É deste modo que Kafka inicia a história de Gregor Samsa, um sujeito que se viu "obrigado a se tornar um caixeiro-viajante ,que deixou de ter vida própria para suportar financeiramente todas as despesas de casa.
Numa manhã, ao acordar para o trabalho, Gregor vê que se transformou num inseto horrível com um "dorso duro e inúmeras patas". A princípio, as suas preocupações passam por pensamentos práticos relacionados com a sua metamorfose.
Depois, as preocupações passam para um estado mais psicológico e até mesmo sentimental. Gregor sente-se magoado pela repulsa dos pais perante a sua metamorfose. Apenas a irmã se digna a levar-lhe a alimentação, mas mesmo assim a repulsa e o medo também começam a se manifestar. A metamorfose de Gregor vai além da modificação física. É sobretudo uma alteração de comportamentos, atitudes, sentimentos e opiniões.

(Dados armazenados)
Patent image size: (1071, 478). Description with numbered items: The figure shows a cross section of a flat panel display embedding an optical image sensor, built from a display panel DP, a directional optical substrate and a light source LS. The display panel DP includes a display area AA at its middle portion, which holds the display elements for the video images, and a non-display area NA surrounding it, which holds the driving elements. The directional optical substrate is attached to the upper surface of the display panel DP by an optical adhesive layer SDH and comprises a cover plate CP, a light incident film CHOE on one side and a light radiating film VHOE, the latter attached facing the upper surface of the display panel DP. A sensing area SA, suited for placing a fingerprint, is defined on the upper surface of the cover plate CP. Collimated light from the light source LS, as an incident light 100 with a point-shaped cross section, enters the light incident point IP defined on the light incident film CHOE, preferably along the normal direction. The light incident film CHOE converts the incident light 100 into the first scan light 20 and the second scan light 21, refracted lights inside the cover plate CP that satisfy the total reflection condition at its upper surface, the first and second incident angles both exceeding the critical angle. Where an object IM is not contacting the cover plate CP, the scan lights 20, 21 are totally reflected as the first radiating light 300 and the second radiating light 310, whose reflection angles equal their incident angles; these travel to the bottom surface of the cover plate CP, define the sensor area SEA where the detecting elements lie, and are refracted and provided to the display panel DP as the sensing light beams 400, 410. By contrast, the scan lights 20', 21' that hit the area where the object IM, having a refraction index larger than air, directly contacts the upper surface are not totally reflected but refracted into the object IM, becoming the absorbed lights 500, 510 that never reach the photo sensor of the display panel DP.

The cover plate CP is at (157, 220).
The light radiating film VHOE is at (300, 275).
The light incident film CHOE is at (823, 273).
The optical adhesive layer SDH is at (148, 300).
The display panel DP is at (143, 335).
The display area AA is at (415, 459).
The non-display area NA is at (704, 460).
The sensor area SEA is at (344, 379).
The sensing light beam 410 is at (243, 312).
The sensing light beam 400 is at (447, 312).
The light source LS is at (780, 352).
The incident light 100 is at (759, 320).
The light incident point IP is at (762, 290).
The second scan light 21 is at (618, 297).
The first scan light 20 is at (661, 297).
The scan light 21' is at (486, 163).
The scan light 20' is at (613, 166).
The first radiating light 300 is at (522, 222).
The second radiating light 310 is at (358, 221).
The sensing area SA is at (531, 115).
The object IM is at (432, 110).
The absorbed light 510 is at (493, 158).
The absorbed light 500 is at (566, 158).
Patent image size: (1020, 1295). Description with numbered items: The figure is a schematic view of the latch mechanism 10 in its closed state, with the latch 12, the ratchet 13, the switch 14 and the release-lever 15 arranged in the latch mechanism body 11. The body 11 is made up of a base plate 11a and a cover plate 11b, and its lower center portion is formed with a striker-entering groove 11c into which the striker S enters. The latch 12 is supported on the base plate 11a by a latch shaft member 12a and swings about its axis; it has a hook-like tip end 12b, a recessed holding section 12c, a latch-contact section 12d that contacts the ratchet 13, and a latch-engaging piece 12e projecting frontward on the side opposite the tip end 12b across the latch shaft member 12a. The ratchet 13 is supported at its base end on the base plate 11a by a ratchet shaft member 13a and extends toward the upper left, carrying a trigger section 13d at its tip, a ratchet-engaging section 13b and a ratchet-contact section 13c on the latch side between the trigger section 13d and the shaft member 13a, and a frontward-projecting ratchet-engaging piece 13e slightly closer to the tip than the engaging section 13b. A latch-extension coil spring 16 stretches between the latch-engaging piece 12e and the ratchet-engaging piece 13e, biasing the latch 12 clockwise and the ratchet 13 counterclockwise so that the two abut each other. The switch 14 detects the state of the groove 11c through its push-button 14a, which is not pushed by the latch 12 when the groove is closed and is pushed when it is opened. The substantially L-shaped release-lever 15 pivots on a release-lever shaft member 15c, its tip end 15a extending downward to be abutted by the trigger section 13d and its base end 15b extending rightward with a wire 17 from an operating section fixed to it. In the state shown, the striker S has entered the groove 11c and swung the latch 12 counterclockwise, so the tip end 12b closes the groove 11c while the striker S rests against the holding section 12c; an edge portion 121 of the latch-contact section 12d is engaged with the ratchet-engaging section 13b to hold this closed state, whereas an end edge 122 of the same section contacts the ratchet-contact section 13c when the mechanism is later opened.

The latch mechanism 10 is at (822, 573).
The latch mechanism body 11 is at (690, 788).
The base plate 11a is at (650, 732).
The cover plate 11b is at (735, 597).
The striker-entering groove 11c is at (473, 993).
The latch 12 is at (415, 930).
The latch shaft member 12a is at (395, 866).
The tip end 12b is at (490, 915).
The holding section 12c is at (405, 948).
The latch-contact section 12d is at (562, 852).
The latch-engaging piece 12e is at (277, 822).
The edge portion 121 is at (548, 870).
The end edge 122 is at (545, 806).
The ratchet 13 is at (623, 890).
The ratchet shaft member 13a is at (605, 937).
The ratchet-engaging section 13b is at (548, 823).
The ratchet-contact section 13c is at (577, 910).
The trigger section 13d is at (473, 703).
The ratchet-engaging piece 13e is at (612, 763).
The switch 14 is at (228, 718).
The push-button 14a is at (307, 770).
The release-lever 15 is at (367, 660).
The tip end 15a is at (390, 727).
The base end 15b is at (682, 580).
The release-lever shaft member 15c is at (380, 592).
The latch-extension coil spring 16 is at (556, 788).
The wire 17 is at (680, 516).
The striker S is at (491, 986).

Tarefas e exercícios
(a) Estas afirmações concordam com o texto sobre Gregor Samsa: (i) Gregor transformou-se num inseto ao acordar para o trabalho; (ii) são os pais que levam a alimentação a Gregor; (iii) a metamorfose de Gregor limita-se à modificação física? Responda sim ou não a cada uma e cite as palavras decisivas do texto.
(b) Continue o texto sobre Gregor Samsa a partir da última frase apresentada.

Respostas esperadas
(a)
(i) Sim: "Numa manhã, ao acordar para o trabalho, Gregor vê que se transformou num inseto horrível".
(ii) Não: "Apenas a irmã se digna a levar-lhe a alimentação".
(iii) Não: "A metamorfose de Gregor vai além da modificação física."

(b)
Gregor passa a analisar as coisas que o rodeiam com muito mais atenção. Outra metamorfose ocorre no seio familiar: o pai volta a trabalhar, a irmã (Grete) também arranja um emprego e passam a alugar quartos na própria casa onde habitam. As atitudes dos pais perante o filho retratam ao leitor a ideia que este era apenas o "sustento" da casa. A metamorfose de Kafka não conta apenas a história de um homem que se transformou num inseto. É sobretudo uma história de alerta à sociedade e aos comportamentos humanos. Nesta história, Kafka presenteia-nos com a sua escrita sui generis, retratando o desespero do homem perante o absurdo do mundo.
Interessante perceber que em nenhum momento da obra Gregor se dá conta realmente que se transformou num inseto. Apenas observa seus novos membros, órgãos e hábitos, mas com o tempo se acomoda na nova condição sem realmente entender no que se tornara.
Roubei este texto da wikipedia (nota-se) porque me pareceu adequar-se bem àquilo que este livro representa. Sem mais nada a acrescentar, para além da certeza de querer conhecer mais da obra deste escritor.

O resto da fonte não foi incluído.